Check the listing below for lines that hold "name". How many are there? Please give only the number.

Records about charts and figures
**********
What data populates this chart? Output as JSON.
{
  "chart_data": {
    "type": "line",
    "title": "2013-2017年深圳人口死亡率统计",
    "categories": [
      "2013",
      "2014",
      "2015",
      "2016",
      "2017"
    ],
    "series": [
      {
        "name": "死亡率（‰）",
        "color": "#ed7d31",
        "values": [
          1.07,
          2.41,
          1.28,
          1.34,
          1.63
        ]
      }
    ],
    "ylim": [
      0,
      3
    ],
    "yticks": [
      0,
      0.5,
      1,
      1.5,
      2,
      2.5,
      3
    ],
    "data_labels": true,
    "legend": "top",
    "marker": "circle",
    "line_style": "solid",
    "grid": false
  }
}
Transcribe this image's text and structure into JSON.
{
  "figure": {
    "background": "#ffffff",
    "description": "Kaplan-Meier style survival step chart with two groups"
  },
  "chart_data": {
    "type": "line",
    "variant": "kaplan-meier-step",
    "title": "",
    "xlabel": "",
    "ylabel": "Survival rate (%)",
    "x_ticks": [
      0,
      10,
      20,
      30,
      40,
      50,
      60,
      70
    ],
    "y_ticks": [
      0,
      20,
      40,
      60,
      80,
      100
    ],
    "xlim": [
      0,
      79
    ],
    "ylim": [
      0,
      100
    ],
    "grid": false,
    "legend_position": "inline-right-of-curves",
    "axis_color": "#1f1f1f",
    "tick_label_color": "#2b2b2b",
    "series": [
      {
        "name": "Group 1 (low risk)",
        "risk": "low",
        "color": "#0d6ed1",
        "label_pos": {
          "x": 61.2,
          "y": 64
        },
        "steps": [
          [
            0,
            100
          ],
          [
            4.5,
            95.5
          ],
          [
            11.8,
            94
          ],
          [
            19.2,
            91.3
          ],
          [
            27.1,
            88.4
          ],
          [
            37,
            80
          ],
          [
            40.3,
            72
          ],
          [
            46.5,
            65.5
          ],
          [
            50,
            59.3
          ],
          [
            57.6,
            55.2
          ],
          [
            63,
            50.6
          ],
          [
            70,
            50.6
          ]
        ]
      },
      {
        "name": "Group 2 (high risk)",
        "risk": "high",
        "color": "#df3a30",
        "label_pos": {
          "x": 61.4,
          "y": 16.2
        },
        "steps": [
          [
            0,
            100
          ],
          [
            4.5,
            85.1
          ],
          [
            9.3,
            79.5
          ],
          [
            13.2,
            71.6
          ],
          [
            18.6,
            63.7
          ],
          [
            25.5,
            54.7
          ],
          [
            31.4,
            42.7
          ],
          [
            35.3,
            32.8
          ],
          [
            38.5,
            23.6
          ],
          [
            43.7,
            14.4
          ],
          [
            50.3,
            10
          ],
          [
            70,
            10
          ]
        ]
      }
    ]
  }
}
**********
_Exercise result:_ 3